- Stated task -
Please rewrite the records below with every "like-heart-icon" changed to "favorite-icon", leaving everything else untouched.

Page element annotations
## START
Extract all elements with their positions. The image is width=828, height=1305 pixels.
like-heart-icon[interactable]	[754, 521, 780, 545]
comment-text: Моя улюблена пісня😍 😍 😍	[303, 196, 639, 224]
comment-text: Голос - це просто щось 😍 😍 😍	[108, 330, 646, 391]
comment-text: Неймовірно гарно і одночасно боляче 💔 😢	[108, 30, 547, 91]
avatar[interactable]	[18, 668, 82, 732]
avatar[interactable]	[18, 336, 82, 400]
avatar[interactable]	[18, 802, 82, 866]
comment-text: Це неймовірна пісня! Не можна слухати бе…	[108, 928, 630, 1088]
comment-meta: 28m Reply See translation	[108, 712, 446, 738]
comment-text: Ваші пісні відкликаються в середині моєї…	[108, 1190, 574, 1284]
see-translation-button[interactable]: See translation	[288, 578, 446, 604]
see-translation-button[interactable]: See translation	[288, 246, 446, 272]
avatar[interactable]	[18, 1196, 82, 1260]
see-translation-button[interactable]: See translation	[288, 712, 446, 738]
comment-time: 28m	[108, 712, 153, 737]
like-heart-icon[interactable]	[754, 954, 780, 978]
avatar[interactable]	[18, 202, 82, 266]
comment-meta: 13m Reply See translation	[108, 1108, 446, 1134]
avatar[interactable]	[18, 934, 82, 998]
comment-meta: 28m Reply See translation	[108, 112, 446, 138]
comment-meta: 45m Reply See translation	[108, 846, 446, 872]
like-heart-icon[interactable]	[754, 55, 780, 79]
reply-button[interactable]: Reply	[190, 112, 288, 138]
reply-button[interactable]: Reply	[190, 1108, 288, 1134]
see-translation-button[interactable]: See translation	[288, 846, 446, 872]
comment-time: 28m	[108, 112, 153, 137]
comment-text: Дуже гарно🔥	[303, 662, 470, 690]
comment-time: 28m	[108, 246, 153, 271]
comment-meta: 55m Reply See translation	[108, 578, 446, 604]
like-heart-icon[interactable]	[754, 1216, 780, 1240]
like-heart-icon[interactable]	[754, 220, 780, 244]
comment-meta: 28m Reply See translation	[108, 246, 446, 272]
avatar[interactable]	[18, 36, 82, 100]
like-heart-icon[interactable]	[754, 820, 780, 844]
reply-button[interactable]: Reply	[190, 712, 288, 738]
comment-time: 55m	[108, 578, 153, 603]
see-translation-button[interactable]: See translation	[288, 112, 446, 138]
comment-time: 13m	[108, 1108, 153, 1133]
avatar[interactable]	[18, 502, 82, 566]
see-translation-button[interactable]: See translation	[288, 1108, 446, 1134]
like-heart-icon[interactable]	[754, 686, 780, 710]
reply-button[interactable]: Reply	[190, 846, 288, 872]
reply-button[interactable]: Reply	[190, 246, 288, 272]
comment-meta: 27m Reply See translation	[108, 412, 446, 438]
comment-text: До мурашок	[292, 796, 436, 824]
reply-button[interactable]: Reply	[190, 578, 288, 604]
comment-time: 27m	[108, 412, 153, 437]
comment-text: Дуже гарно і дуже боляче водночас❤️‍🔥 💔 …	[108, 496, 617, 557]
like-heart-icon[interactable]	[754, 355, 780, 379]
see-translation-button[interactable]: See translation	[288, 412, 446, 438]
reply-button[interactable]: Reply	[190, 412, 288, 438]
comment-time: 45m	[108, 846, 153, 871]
## END
- Result for this exercise -
Extract all elements with their positions. The image is width=828, height=1305 pixels.
favorite-icon[interactable]	[754, 521, 780, 545]
comment-text: Моя улюблена пісня😍 😍 😍	[303, 196, 639, 224]
comment-text: Голос - це просто щось 😍 😍 😍	[108, 330, 646, 391]
comment-text: Неймовірно гарно і одночасно боляче 💔 😢	[108, 30, 547, 91]
avatar[interactable]	[18, 668, 82, 732]
avatar[interactable]	[18, 336, 82, 400]
avatar[interactable]	[18, 802, 82, 866]
comment-text: Це неймовірна пісня! Не можна слухати бе…	[108, 928, 630, 1088]
comment-meta: 28m Reply See translation	[108, 712, 446, 738]
comment-text: Ваші пісні відкликаються в середині моєї…	[108, 1190, 574, 1284]
see-translation-button[interactable]: See translation	[288, 578, 446, 604]
see-translation-button[interactable]: See translation	[288, 246, 446, 272]
avatar[interactable]	[18, 1196, 82, 1260]
see-translation-button[interactable]: See translation	[288, 712, 446, 738]
comment-time: 28m	[108, 712, 153, 737]
favorite-icon[interactable]	[754, 954, 780, 978]
avatar[interactable]	[18, 202, 82, 266]
comment-meta: 13m Reply See translation	[108, 1108, 446, 1134]
avatar[interactable]	[18, 934, 82, 998]
comment-meta: 28m Reply See translation	[108, 112, 446, 138]
comment-meta: 45m Reply See translation	[108, 846, 446, 872]
favorite-icon[interactable]	[754, 55, 780, 79]
reply-button[interactable]: Reply	[190, 112, 288, 138]
reply-button[interactable]: Reply	[190, 1108, 288, 1134]
see-translation-button[interactable]: See translation	[288, 846, 446, 872]
comment-time: 28m	[108, 112, 153, 137]
comment-text: Дуже гарно🔥	[303, 662, 470, 690]
comment-time: 28m	[108, 246, 153, 271]
comment-meta: 55m Reply See translation	[108, 578, 446, 604]
favorite-icon[interactable]	[754, 1216, 780, 1240]
favorite-icon[interactable]	[754, 220, 780, 244]
comment-meta: 28m Reply See translation	[108, 246, 446, 272]
avatar[interactable]	[18, 36, 82, 100]
favorite-icon[interactable]	[754, 820, 780, 844]
reply-button[interactable]: Reply	[190, 712, 288, 738]
comment-time: 55m	[108, 578, 153, 603]
see-translation-button[interactable]: See translation	[288, 112, 446, 138]
comment-time: 13m	[108, 1108, 153, 1133]
avatar[interactable]	[18, 502, 82, 566]
see-translation-button[interactable]: See translation	[288, 1108, 446, 1134]
favorite-icon[interactable]	[754, 686, 780, 710]
reply-button[interactable]: Reply	[190, 846, 288, 872]
reply-button[interactable]: Reply	[190, 246, 288, 272]
comment-meta: 27m Reply See translation	[108, 412, 446, 438]
comment-text: До мурашок	[292, 796, 436, 824]
reply-button[interactable]: Reply	[190, 578, 288, 604]
comment-time: 27m	[108, 412, 153, 437]
comment-text: Дуже гарно і дуже боляче водночас❤️‍🔥 💔 …	[108, 496, 617, 557]
favorite-icon[interactable]	[754, 355, 780, 379]
see-translation-button[interactable]: See translation	[288, 412, 446, 438]
reply-button[interactable]: Reply	[190, 412, 288, 438]
comment-time: 45m	[108, 846, 153, 871]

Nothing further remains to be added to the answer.